Exercise instructions :: Count how many lines of the material contain the string "this", then give that number and nothing more.

Entries shown ::
- - - - -

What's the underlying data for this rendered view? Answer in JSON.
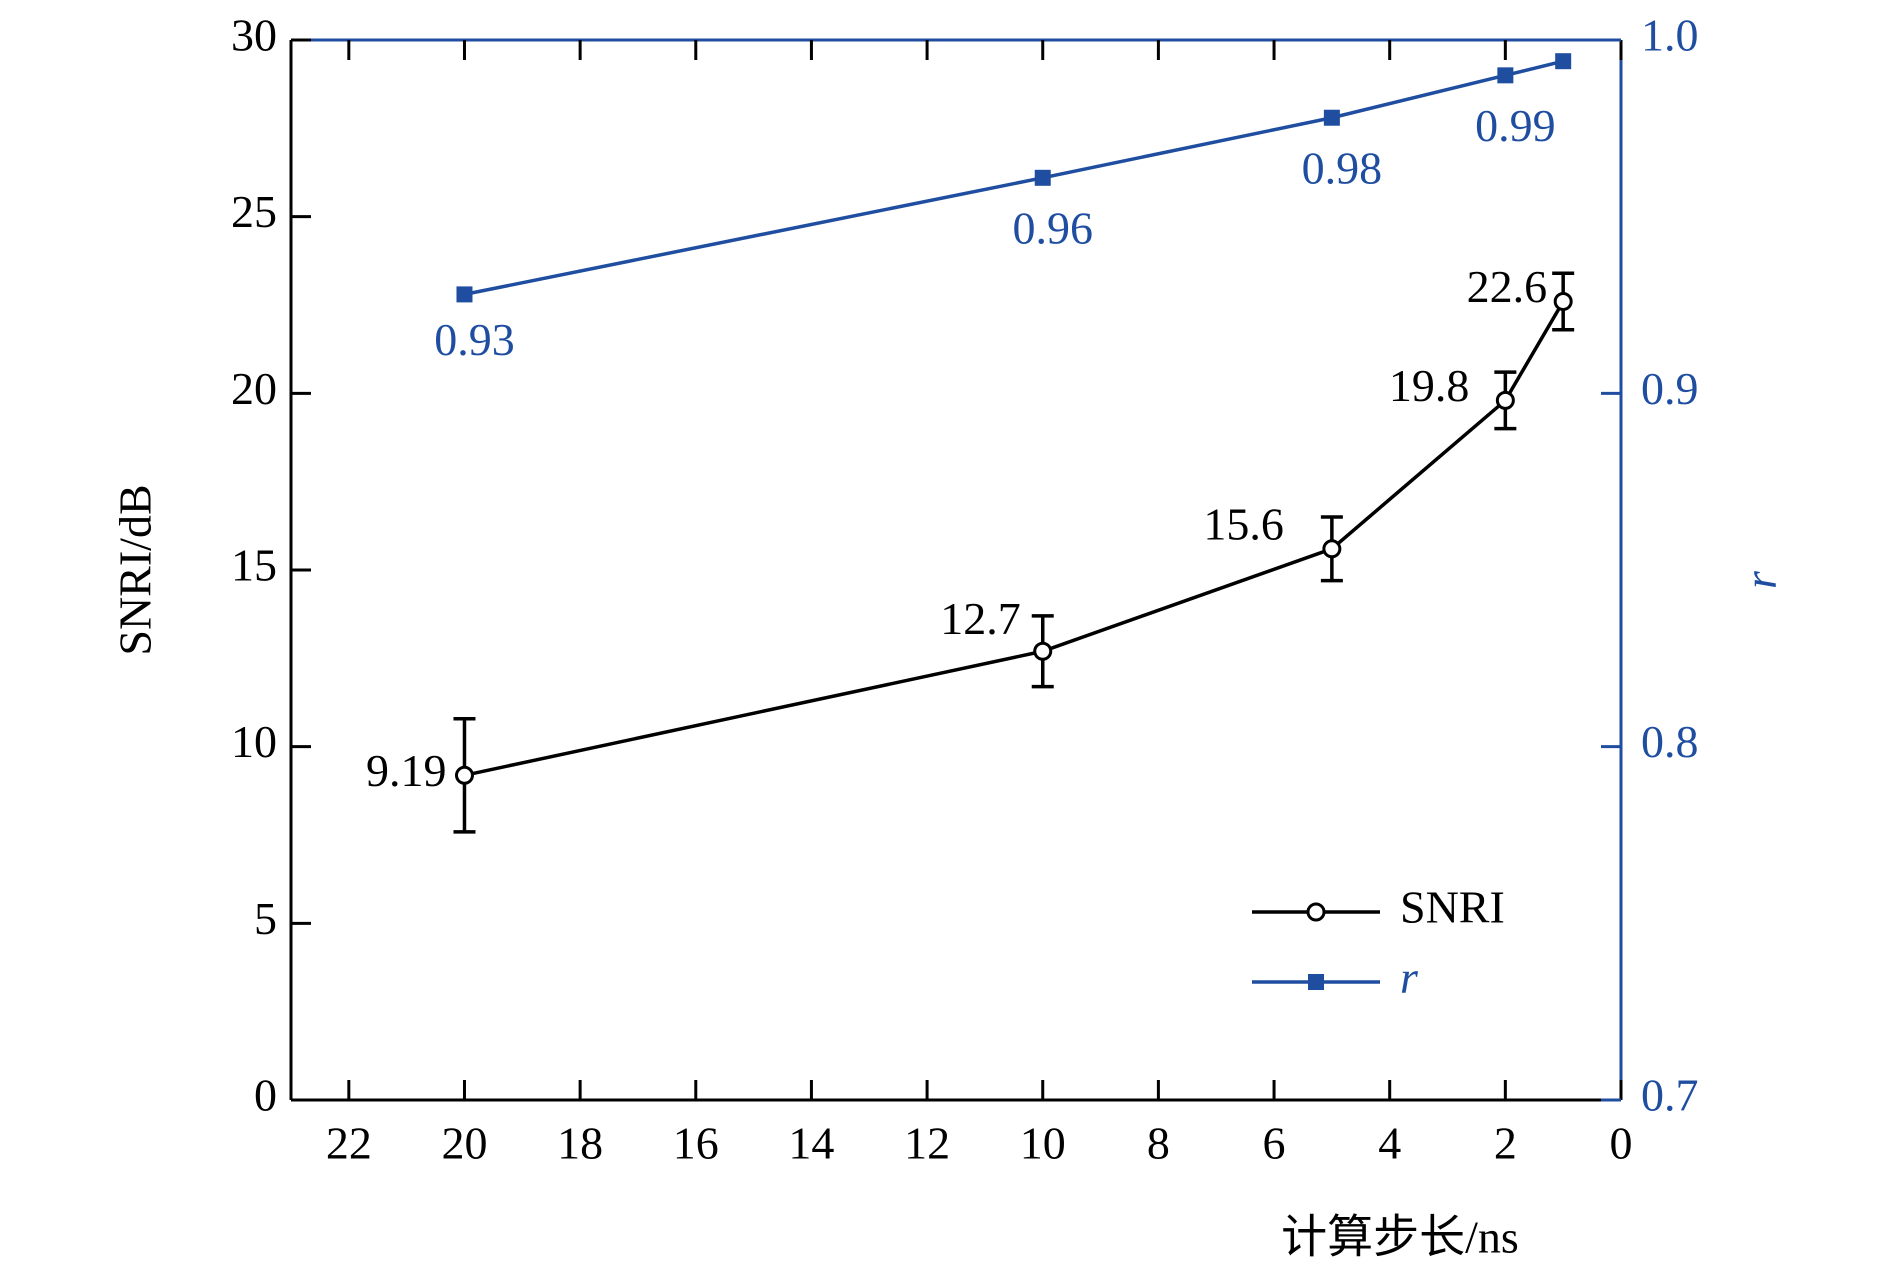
{
  "chart_data": {
    "type": "line",
    "xlabel": "计算步长/ns",
    "ylabel": "SNRI/dB",
    "y2label": "r",
    "x": [
      20,
      10,
      5,
      2,
      1
    ],
    "xlim": [
      23,
      0
    ],
    "xticks": [
      22,
      20,
      18,
      16,
      14,
      12,
      10,
      8,
      6,
      4,
      2,
      0
    ],
    "ylim": [
      0,
      30
    ],
    "yticks": [
      0,
      5,
      10,
      15,
      20,
      25,
      30
    ],
    "y2lim": [
      0.7,
      1
    ],
    "y2ticks": [
      0.7,
      0.8,
      0.9,
      {
        "value": 1,
        "label": "1.0"
      }
    ],
    "legend": "lower right",
    "series": [
      {
        "name": "SNRI",
        "color": "#000000",
        "marker": "open-circle",
        "values": [
          9.19,
          12.7,
          15.6,
          19.8,
          22.6
        ],
        "errors": [
          1.6,
          1.0,
          0.9,
          0.8,
          0.8
        ]
      },
      {
        "name": "r",
        "color": "#1f4ea1",
        "marker": "square",
        "axis": "y2",
        "values": [
          0.928,
          0.961,
          0.978,
          0.99,
          0.994
        ],
        "value_labels": [
          "0.93",
          "0.96",
          "0.98",
          "0.99",
          null
        ]
      }
    ]
  }
}
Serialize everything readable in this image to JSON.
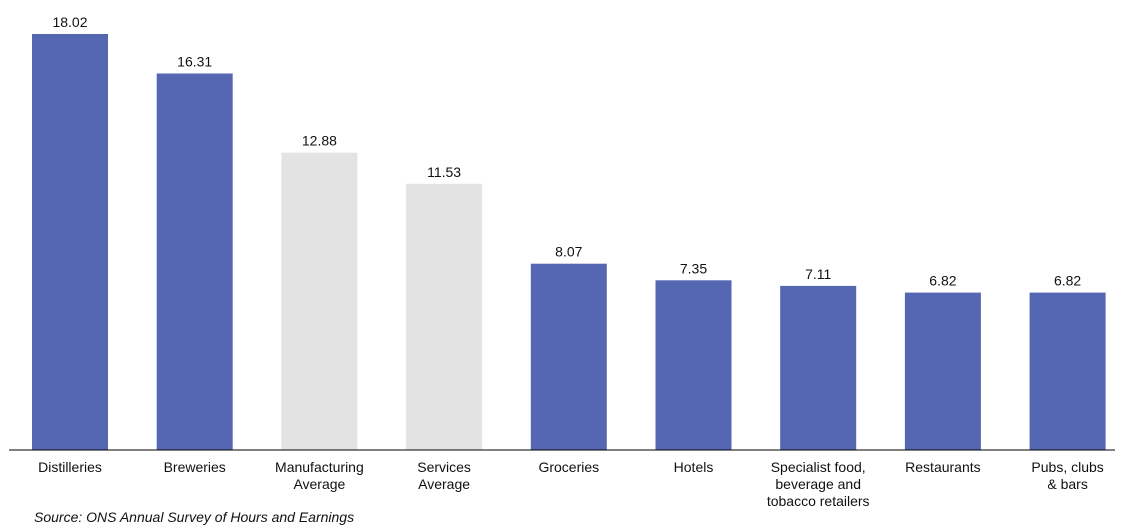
{
  "chart_data": {
    "type": "bar",
    "categories": [
      "Distilleries",
      "Breweries",
      "Manufacturing Average",
      "Services Average",
      "Groceries",
      "Hotels",
      "Specialist food, beverage and tobacco retailers",
      "Restaurants",
      "Pubs, clubs & bars"
    ],
    "category_label_lines": [
      [
        "Distilleries"
      ],
      [
        "Breweries"
      ],
      [
        "Manufacturing",
        "Average"
      ],
      [
        "Services",
        "Average"
      ],
      [
        "Groceries"
      ],
      [
        "Hotels"
      ],
      [
        "Specialist food,",
        "beverage and",
        "tobacco retailers"
      ],
      [
        "Restaurants"
      ],
      [
        "Pubs, clubs",
        "& bars"
      ]
    ],
    "values": [
      18.02,
      16.31,
      12.88,
      11.53,
      8.07,
      7.35,
      7.11,
      6.82,
      6.82
    ],
    "value_labels": [
      "18.02",
      "16.31",
      "12.88",
      "11.53",
      "8.07",
      "7.35",
      "7.11",
      "6.82",
      "6.82"
    ],
    "bar_colors": [
      "#5566b3",
      "#5566b3",
      "#e3e3e3",
      "#e3e3e3",
      "#5566b3",
      "#5566b3",
      "#5566b3",
      "#5566b3",
      "#5566b3"
    ],
    "title": "",
    "xlabel": "",
    "ylabel": "",
    "ylim": [
      0,
      18.02
    ],
    "grid": false,
    "legend": "none"
  },
  "source_note": "Source: ONS Annual Survey of Hours and Earnings",
  "colors": {
    "highlight_bar": "#5566b3",
    "average_bar": "#e3e3e3",
    "axis": "#000000",
    "text": "#111111"
  }
}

- - - - -

Response :: 2